Scan the data below for the string "name". Show every line where it turns up.

>> Begin WORKING DATA

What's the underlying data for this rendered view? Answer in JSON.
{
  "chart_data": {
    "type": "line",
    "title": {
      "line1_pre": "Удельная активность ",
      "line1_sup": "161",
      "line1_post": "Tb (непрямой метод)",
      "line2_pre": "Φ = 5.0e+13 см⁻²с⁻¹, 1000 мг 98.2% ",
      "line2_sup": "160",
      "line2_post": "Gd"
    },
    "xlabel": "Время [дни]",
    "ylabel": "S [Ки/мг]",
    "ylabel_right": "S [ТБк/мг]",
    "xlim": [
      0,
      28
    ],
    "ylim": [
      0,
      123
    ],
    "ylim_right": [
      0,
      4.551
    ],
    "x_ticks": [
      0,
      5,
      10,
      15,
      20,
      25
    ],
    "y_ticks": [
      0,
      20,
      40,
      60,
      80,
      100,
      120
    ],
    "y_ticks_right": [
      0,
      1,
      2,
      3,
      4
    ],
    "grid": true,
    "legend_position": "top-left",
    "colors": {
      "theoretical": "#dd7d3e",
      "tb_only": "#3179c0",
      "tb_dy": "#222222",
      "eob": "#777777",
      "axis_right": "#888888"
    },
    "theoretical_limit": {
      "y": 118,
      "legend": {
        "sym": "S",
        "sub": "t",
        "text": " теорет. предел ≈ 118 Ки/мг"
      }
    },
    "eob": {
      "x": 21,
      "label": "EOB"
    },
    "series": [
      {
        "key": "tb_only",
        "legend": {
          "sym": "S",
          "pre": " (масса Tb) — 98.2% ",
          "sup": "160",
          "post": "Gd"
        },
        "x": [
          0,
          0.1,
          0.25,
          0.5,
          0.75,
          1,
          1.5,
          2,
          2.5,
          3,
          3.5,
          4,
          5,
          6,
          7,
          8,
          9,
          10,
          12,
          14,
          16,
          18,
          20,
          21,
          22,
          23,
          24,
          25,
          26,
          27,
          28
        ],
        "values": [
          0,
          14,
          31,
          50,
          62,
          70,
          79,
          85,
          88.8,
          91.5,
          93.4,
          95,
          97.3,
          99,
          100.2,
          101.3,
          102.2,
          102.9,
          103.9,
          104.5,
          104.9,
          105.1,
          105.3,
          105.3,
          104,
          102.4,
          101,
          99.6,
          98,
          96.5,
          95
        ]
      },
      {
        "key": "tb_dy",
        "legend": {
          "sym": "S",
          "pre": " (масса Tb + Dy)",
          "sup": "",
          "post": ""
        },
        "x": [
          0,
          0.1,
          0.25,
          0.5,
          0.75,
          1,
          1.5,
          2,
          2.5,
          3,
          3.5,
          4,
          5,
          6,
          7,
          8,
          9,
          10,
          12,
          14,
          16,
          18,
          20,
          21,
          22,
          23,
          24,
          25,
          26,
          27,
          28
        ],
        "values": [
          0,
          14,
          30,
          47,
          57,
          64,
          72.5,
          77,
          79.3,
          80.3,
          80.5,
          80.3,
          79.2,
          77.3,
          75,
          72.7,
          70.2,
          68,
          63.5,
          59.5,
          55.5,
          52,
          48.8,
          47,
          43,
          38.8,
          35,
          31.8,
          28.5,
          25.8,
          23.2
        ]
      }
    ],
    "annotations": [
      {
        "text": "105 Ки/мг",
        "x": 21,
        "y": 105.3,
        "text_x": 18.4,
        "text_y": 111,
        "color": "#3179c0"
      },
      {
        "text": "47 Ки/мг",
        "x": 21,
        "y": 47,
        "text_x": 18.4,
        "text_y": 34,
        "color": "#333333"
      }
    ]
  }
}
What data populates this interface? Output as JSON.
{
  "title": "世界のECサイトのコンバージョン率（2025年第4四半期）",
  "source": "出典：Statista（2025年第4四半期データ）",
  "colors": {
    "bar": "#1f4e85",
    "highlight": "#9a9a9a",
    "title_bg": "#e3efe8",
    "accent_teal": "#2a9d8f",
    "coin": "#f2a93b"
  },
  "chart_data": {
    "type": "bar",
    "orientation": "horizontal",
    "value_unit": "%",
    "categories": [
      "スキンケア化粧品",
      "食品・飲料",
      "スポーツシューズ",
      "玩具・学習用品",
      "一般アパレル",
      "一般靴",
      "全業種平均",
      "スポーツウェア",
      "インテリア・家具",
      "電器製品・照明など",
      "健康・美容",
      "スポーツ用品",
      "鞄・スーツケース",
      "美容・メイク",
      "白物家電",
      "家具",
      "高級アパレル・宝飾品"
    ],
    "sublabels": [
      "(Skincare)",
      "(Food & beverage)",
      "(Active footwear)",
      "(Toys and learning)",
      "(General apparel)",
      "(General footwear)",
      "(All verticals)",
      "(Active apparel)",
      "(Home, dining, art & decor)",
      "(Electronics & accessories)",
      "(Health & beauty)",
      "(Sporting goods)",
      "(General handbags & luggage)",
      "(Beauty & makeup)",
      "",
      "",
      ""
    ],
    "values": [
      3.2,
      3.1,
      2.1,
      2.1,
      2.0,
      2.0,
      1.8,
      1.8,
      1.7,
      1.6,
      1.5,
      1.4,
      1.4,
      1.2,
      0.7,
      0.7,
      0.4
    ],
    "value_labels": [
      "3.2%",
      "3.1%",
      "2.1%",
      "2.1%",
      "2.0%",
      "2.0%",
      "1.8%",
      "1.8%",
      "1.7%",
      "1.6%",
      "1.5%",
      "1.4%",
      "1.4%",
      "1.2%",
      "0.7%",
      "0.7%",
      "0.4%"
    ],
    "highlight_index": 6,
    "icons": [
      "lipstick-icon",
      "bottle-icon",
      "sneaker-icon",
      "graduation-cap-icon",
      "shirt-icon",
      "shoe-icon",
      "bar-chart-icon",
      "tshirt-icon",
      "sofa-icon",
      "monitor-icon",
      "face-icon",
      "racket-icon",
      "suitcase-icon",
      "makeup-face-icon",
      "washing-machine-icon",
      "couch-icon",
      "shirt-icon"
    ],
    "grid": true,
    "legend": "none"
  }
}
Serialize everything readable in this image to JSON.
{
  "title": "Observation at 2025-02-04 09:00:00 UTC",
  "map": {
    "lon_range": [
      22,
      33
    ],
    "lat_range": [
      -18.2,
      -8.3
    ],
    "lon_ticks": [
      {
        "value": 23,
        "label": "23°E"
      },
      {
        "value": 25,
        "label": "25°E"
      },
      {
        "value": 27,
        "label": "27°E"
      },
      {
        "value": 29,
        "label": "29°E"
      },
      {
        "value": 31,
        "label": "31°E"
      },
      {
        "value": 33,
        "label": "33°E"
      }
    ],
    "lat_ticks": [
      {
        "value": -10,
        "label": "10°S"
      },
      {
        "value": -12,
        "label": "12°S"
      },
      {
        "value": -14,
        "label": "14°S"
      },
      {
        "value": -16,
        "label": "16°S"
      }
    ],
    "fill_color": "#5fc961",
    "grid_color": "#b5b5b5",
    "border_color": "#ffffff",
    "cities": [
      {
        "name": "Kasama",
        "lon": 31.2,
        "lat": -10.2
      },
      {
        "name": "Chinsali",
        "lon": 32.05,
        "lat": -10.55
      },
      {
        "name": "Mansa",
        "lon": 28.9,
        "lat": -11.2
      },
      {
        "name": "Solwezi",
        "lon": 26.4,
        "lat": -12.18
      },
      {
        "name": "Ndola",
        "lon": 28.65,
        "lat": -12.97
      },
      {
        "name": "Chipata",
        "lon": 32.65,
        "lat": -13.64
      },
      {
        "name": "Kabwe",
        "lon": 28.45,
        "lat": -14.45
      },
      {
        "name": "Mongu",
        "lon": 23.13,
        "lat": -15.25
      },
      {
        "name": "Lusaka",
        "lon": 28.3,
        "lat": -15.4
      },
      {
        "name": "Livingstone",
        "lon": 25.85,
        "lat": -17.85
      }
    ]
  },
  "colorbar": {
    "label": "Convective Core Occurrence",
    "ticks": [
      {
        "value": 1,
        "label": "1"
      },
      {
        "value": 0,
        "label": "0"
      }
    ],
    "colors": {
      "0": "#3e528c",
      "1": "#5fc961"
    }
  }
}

>> End WORKING DATA

» COMPLETED EXERCISE
        "name": "Kasama",
        "name": "Chinsali",
        "name": "Mansa",
        "name": "Solwezi",
        "name": "Ndola",
        "name": "Chipata",
        "name": "Kabwe",
        "name": "Mongu",
        "name": "Lusaka",
        "name": "Livingstone",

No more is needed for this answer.